[Trecho selecionado]:

================================

ROBERTO DE OLIVEIRA
SÃO PAULO, SP (FOLHAPRESS) – Anunciaram e garantiram que o mundo ia se acabar. A virada de 1999 para 2000 veio cercada de premonições, da ameaça de piração dos computadores por causa do bug do milênio à extinção da vida planetária. Para a despedida, um grupo de cinco amigos pensou em contemplar o mar pela última vez. Só que a grana estava curta, e os preços, nas alturas. Decidiram, então, improvisar o adeus na casa de um deles. Como símbolo de sobrevivência, elegeram o corpo de 80 kg distribuídos em 1,70 m de Valder Bastos, “sempre pintosa”, nas palavras dele, para ser a drag queen Tchaka, a rainha das festas.
Quatro horas de “montação” com peruca, sapato de 30 cm de salto e até maquiagem à base de pasta de dente. Naquele delírio coletivo, Bastos já não era Valder nem Valder era mais Bastos, mas, sim, surgia Tchaka. O nome veio dos comentários dos próprios amigos, em cuja opinião sincera a drag estava a cara do personagem da série norte-americana “O Elo Perdido”, dos anos 1970.
Tchaka fez da alcunha a sua salvação. “Apelido que a gente não quer é o que gruda. O mundo não acabou, e fui procurar o pote de ouro do arco-íris”, conta. E não é que encontrou? Além de ser a drag queen oficial que abre e celebra a Parada LGBT+, neste domingo (11), ela dá cursos de tolerância e respeito em empresas e anima festas no hotel Rosewood São Paulo.

================================

[Linhas armazenadas]:

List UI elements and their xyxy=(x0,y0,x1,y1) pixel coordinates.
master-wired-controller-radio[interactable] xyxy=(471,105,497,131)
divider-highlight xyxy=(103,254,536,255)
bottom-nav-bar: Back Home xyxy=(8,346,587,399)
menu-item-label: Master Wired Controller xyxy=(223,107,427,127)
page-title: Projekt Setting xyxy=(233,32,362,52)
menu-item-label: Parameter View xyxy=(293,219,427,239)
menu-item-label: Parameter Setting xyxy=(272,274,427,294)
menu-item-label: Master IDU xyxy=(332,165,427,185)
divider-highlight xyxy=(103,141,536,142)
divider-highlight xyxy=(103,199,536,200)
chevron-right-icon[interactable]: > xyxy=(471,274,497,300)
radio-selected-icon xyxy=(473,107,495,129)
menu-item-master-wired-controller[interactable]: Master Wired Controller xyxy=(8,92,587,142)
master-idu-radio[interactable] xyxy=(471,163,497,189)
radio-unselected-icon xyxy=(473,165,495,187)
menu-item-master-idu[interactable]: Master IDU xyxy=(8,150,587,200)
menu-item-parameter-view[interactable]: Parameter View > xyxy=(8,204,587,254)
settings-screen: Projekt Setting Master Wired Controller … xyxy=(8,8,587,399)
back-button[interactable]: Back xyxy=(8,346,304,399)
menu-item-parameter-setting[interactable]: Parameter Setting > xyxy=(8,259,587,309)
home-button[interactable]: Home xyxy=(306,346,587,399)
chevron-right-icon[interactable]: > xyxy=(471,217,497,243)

================================

[Instruções do exercício]: Por favor, resuma em duas frases o trecho sobre a drag queen Tchaka.

[Tarefa concluída]: Na virada de 1999 para 2000, com a previsão de que o mundo ia se acabar, cinco amigos sem dinheiro para ver o mar improvisaram a despedida na casa de um deles e transformaram Valder Bastos na drag queen Tchaka, nome tirado de um personagem da série "O Elo Perdido". Como o mundo não acabou, Tchaka adotou o apelido e hoje é a drag queen oficial que abre e celebra a Parada LGBT+, além de dar cursos de tolerância e respeito em empresas e animar festas no hotel Rosewood São Paulo.